# Job:
Count only the lines of the records that hold "JSON", then give the number without any other words.

(Data items)

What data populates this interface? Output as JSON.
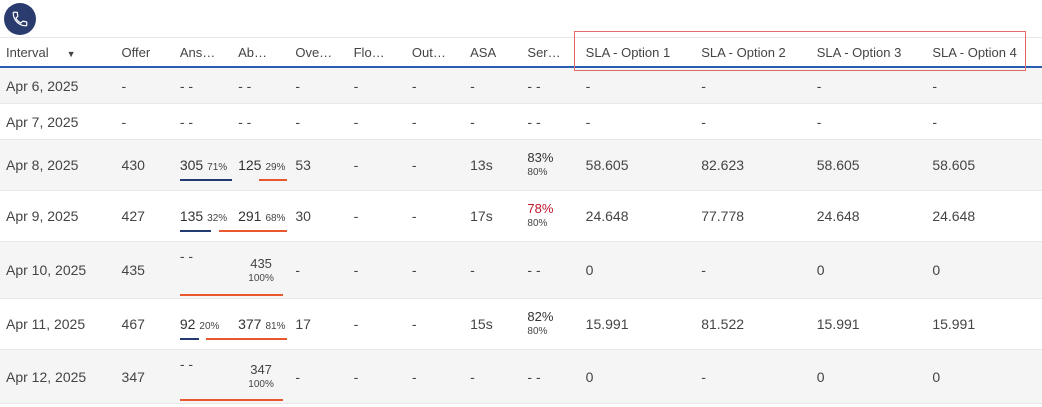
{
  "columns": {
    "interval": "Interval",
    "offer": "Offer",
    "answered": "Ans…",
    "abandoned": "Ab…",
    "over": "Ove…",
    "flow": "Flo…",
    "out": "Out…",
    "asa": "ASA",
    "service": "Ser…",
    "sla1": "SLA - Option 1",
    "sla2": "SLA - Option 2",
    "sla3": "SLA - Option 3",
    "sla4": "SLA - Option 4"
  },
  "sort_indicator": "▼",
  "rows": [
    {
      "interval": "Apr 6, 2025",
      "offer": "-",
      "ans": "- -",
      "ab": "- -",
      "over": "-",
      "flow": "-",
      "out": "-",
      "asa": "-",
      "svc": "- -",
      "sla1": "-",
      "sla2": "-",
      "sla3": "-",
      "sla4": "-"
    },
    {
      "interval": "Apr 7, 2025",
      "offer": "-",
      "ans": "- -",
      "ab": "- -",
      "over": "-",
      "flow": "-",
      "out": "-",
      "asa": "-",
      "svc": "- -",
      "sla1": "-",
      "sla2": "-",
      "sla3": "-",
      "sla4": "-"
    },
    {
      "interval": "Apr 8, 2025",
      "offer": "430",
      "ans": "305",
      "ans_pct": "71%",
      "ans_frac": 0.71,
      "ab": "125",
      "ab_pct": "29%",
      "ab_frac": 0.29,
      "over": "53",
      "flow": "-",
      "out": "-",
      "asa": "13s",
      "svc": "83%",
      "svc_sub": "80%",
      "sla1": "58.605",
      "sla2": "82.623",
      "sla3": "58.605",
      "sla4": "58.605"
    },
    {
      "interval": "Apr 9, 2025",
      "offer": "427",
      "ans": "135",
      "ans_pct": "32%",
      "ans_frac": 0.32,
      "ab": "291",
      "ab_pct": "68%",
      "ab_frac": 0.68,
      "over": "30",
      "flow": "-",
      "out": "-",
      "asa": "17s",
      "svc": "78%",
      "svc_sub": "80%",
      "sla1": "24.648",
      "sla2": "77.778",
      "sla3": "24.648",
      "sla4": "24.648"
    },
    {
      "interval": "Apr 10, 2025",
      "offer": "435",
      "ans": "- -",
      "ab": "435",
      "ab_pct": "100%",
      "ab_frac": 1.0,
      "over": "-",
      "flow": "-",
      "out": "-",
      "asa": "-",
      "svc": "- -",
      "sla1": "0",
      "sla2": "-",
      "sla3": "0",
      "sla4": "0"
    },
    {
      "interval": "Apr 11, 2025",
      "offer": "467",
      "ans": "92",
      "ans_pct": "20%",
      "ans_frac": 0.2,
      "ab": "377",
      "ab_pct": "81%",
      "ab_frac": 0.81,
      "over": "17",
      "flow": "-",
      "out": "-",
      "asa": "15s",
      "svc": "82%",
      "svc_sub": "80%",
      "sla1": "15.991",
      "sla2": "81.522",
      "sla3": "15.991",
      "sla4": "15.991"
    },
    {
      "interval": "Apr 12, 2025",
      "offer": "347",
      "ans": "- -",
      "ab": "347",
      "ab_pct": "100%",
      "ab_frac": 1.0,
      "over": "-",
      "flow": "-",
      "out": "-",
      "asa": "-",
      "svc": "- -",
      "sla1": "0",
      "sla2": "-",
      "sla3": "0",
      "sla4": "0"
    }
  ],
  "colors": {
    "accent": "#2a5db0",
    "answered_bar": "#243a75",
    "abandoned_bar": "#e8572e",
    "below_target": "#c0182b",
    "highlight_box": "#e06a6a"
  },
  "icons": {
    "phone": "phone-icon"
  }
}
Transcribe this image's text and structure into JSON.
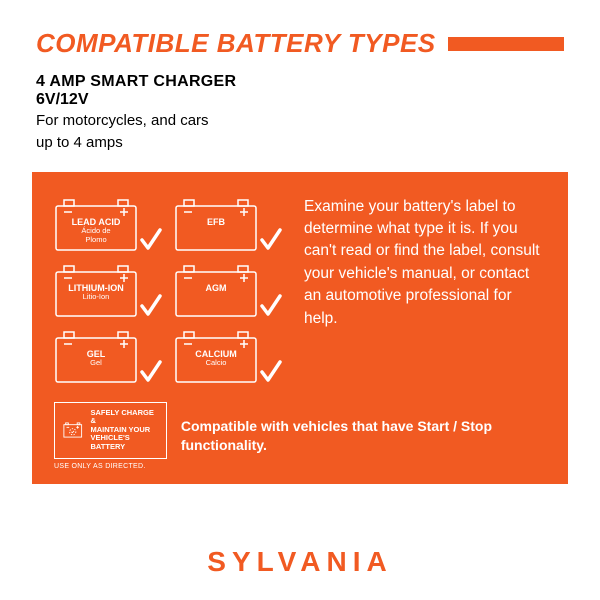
{
  "header": {
    "title": "COMPATIBLE BATTERY TYPES",
    "title_color": "#f15a22"
  },
  "subhead": {
    "product": "4 AMP SMART CHARGER",
    "voltage": "6V/12V",
    "desc_line1": "For motorcycles, and cars",
    "desc_line2": "up to 4 amps"
  },
  "panel": {
    "background_color": "#f15a22",
    "text_color": "#ffffff",
    "batteries": [
      {
        "label": "LEAD ACID",
        "sub": "Ácido de\nPlomo"
      },
      {
        "label": "EFB",
        "sub": ""
      },
      {
        "label": "LITHIUM-ION",
        "sub": "Litio-Ion"
      },
      {
        "label": "AGM",
        "sub": ""
      },
      {
        "label": "GEL",
        "sub": "Gel"
      },
      {
        "label": "CALCIUM",
        "sub": "Calcio"
      }
    ],
    "explain": "Examine your battery's label to determine what type it is. If you can't read or find the label, consult your vehicle's manual, or contact an automotive professional for help.",
    "safe_box": {
      "line1": "SAFELY CHARGE &",
      "line2": "MAINTAIN YOUR",
      "line3": "VEHICLE'S BATTERY"
    },
    "use_only": "USE ONLY AS DIRECTED.",
    "compat": "Compatible with vehicles that have Start / Stop functionality."
  },
  "brand": "SYLVANIA"
}
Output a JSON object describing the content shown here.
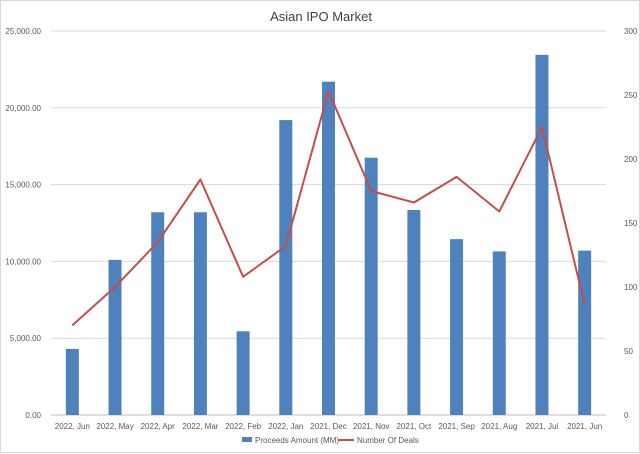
{
  "chart_data": {
    "type": "bar",
    "title": "Asian IPO Market",
    "categories": [
      "2022, Jun",
      "2022, May",
      "2022, Apr",
      "2022, Mar",
      "2022, Feb",
      "2022, Jan",
      "2021, Dec",
      "2021, Nov",
      "2021, Oct",
      "2021, Sep",
      "2021, Aug",
      "2021, Jul",
      "2021, Jun"
    ],
    "series": [
      {
        "name": "Proceeds Amount (MM)",
        "type": "bar",
        "axis": "left",
        "color": "#4f81bd",
        "values": [
          4300,
          10100,
          13200,
          13200,
          5450,
          19200,
          21700,
          16750,
          13350,
          11450,
          10650,
          23450,
          10700
        ]
      },
      {
        "name": "Number Of Deals",
        "type": "line",
        "axis": "right",
        "color": "#c0504d",
        "values": [
          70,
          100,
          135,
          184,
          108,
          132,
          253,
          175,
          166,
          186,
          159,
          225,
          86
        ]
      }
    ],
    "y_left": {
      "min": 0,
      "max": 25000,
      "ticks": [
        "0.00",
        "5,000.00",
        "10,000.00",
        "15,000.00",
        "20,000.00",
        "25,000.00"
      ]
    },
    "y_right": {
      "min": 0,
      "max": 300,
      "ticks": [
        "0",
        "50",
        "100",
        "150",
        "200",
        "250",
        "300"
      ]
    },
    "xlabel": "",
    "ylabel": "",
    "grid": true,
    "legend_position": "bottom"
  }
}
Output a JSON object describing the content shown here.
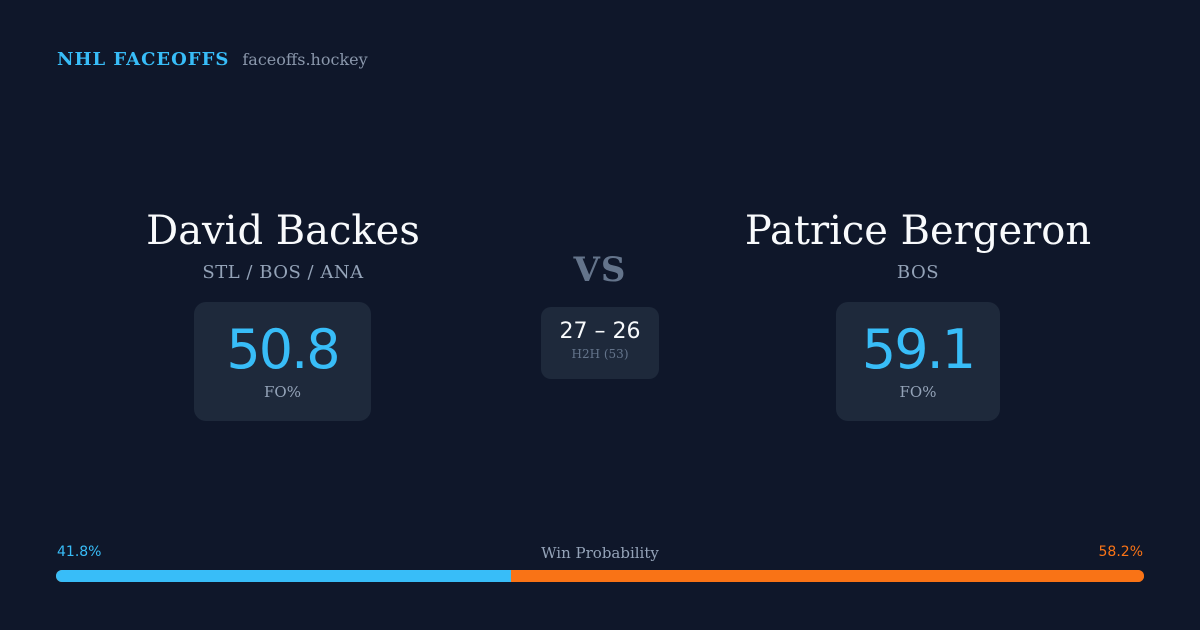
{
  "brand": {
    "name": "NHL FACEOFFS",
    "domain": "faceoffs.hockey"
  },
  "player_left": {
    "name": "David Backes",
    "teams": "STL / BOS / ANA",
    "fo_pct": "50.8",
    "fo_label": "FO%"
  },
  "player_right": {
    "name": "Patrice Bergeron",
    "teams": "BOS",
    "fo_pct": "59.1",
    "fo_label": "FO%"
  },
  "matchup": {
    "vs": "VS",
    "h2h_score": "27 – 26",
    "h2h_label": "H2H (53)"
  },
  "win_probability": {
    "title": "Win Probability",
    "left_label": "41.8%",
    "right_label": "58.2%",
    "left_value": 41.8,
    "right_value": 58.2,
    "colors": {
      "left": "#38bdf8",
      "right": "#f97316"
    }
  }
}
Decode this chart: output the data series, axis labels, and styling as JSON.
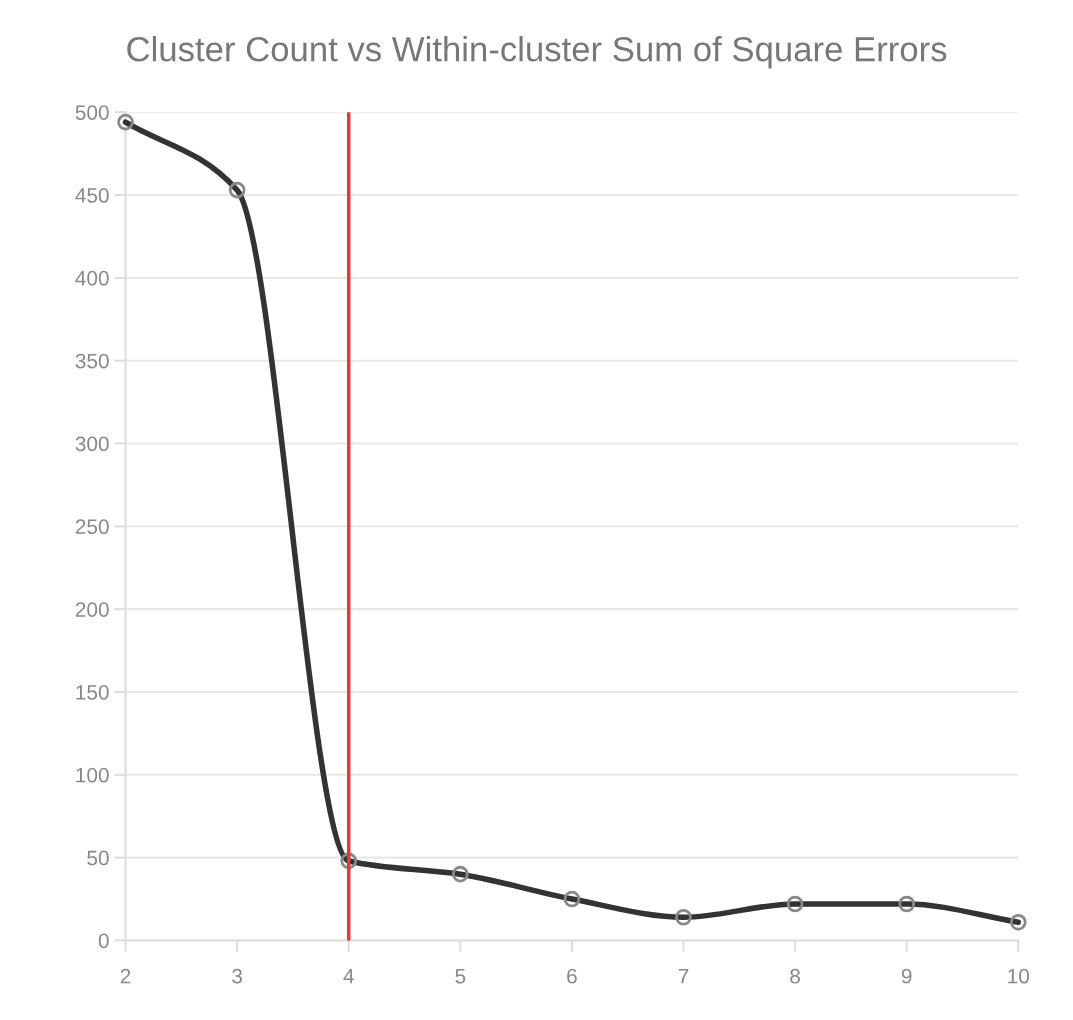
{
  "chart_data": {
    "type": "line",
    "title": "Cluster Count vs Within-cluster Sum of Square Errors",
    "x": [
      2,
      3,
      4,
      5,
      6,
      7,
      8,
      9,
      10
    ],
    "series": [
      {
        "color": "#333333",
        "values": [
          494,
          453,
          48,
          40,
          25,
          14,
          22,
          22,
          11
        ]
      }
    ],
    "xlim": [
      2,
      10
    ],
    "xticks": [
      2,
      3,
      4,
      5,
      6,
      7,
      8,
      9,
      10
    ],
    "ylim": [
      0,
      500
    ],
    "yticks": [
      0,
      50,
      100,
      150,
      200,
      250,
      300,
      350,
      400,
      450,
      500
    ],
    "grid": "y",
    "marker": "circle",
    "line_style": "solid",
    "legend": false,
    "ref_lines": [
      {
        "axis": "x",
        "value": 4,
        "color": "#e53935",
        "line_style": "solid"
      }
    ]
  }
}
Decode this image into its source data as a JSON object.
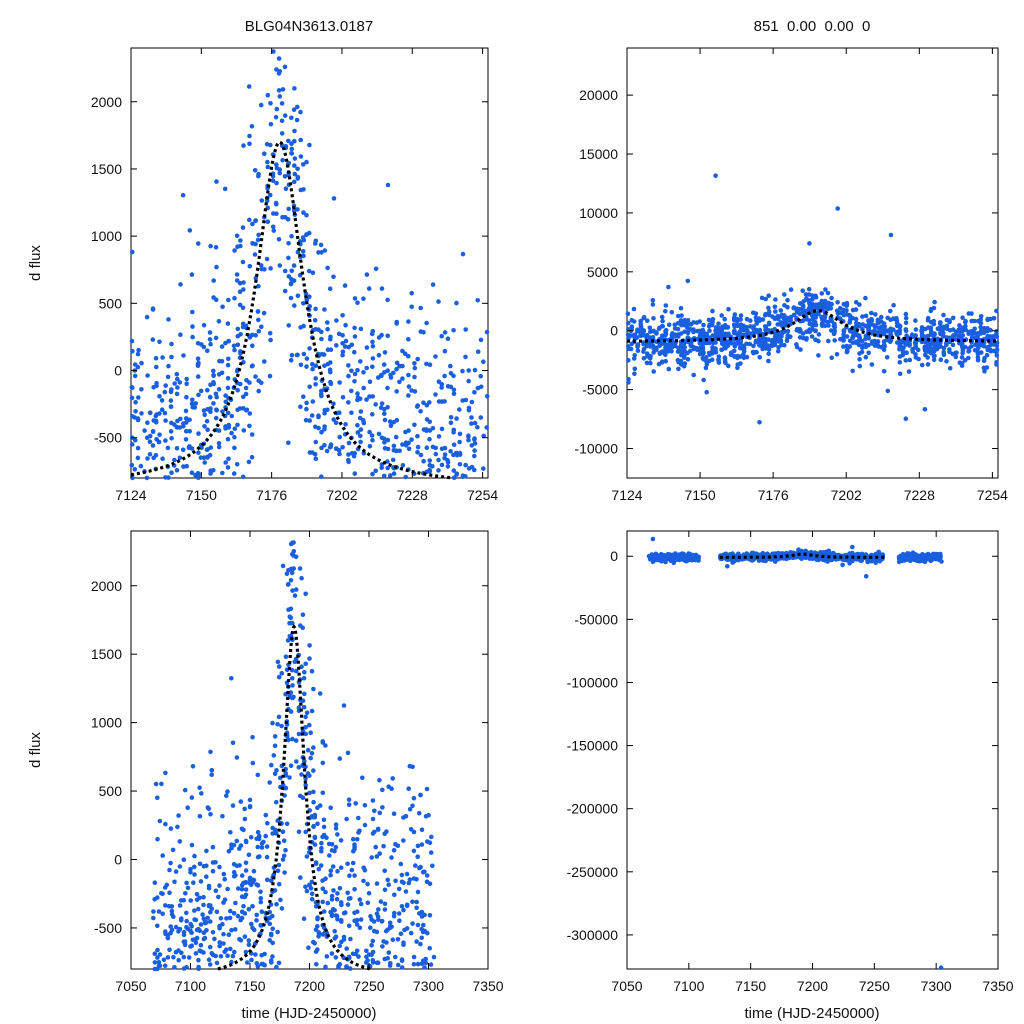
{
  "chart_data": [
    {
      "id": "top-left",
      "type": "scatter",
      "title": "BLG04N3613.0187",
      "xlabel": "",
      "ylabel": "d flux",
      "xlim": [
        7124,
        7256
      ],
      "ylim": [
        -800,
        2400
      ],
      "xticks": [
        7124,
        7150,
        7176,
        7202,
        7228,
        7254
      ],
      "yticks": [
        -500,
        0,
        500,
        1000,
        1500,
        2000
      ],
      "point_color": "#1a5fe0",
      "model_color": "#000000",
      "model": {
        "type": "peak",
        "t0": 7179,
        "peak": 1700,
        "base": -870,
        "tau": 24
      }
    },
    {
      "id": "top-right",
      "type": "scatter",
      "title": "851  0.00  0.00  0",
      "xlabel": "",
      "ylabel": "",
      "xlim": [
        7124,
        7256
      ],
      "ylim": [
        -12500,
        24000
      ],
      "xticks": [
        7124,
        7150,
        7176,
        7202,
        7228,
        7254
      ],
      "yticks": [
        -10000,
        -5000,
        0,
        5000,
        10000,
        15000,
        20000
      ],
      "point_color": "#1a5fe0",
      "model_color": "#000000",
      "model": {
        "type": "peak",
        "t0": 7192,
        "peak": 1700,
        "base": -950,
        "tau": 24
      }
    },
    {
      "id": "bottom-left",
      "type": "scatter",
      "title": "",
      "xlabel": "time (HJD-2450000)",
      "ylabel": "d flux",
      "xlim": [
        7050,
        7350
      ],
      "ylim": [
        -800,
        2400
      ],
      "xticks": [
        7050,
        7100,
        7150,
        7200,
        7250,
        7300,
        7350
      ],
      "yticks": [
        -500,
        0,
        500,
        1000,
        1500,
        2000
      ],
      "point_color": "#1a5fe0",
      "model_color": "#000000",
      "model": {
        "type": "peak",
        "t0": 7187,
        "peak": 1700,
        "base": -870,
        "tau": 24
      }
    },
    {
      "id": "bottom-right",
      "type": "scatter",
      "title": "",
      "xlabel": "time (HJD-2450000)",
      "ylabel": "",
      "xlim": [
        7050,
        7350
      ],
      "ylim": [
        -327000,
        20000
      ],
      "xticks": [
        7050,
        7100,
        7150,
        7200,
        7250,
        7300,
        7350
      ],
      "yticks": [
        -300000,
        -250000,
        -200000,
        -150000,
        -100000,
        -50000,
        0
      ],
      "point_color": "#1a5fe0",
      "model_color": "#000000",
      "model": {
        "type": "peak",
        "t0": 7192,
        "peak": 1700,
        "base": -950,
        "tau": 24
      }
    }
  ]
}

# Result of the exercise:
6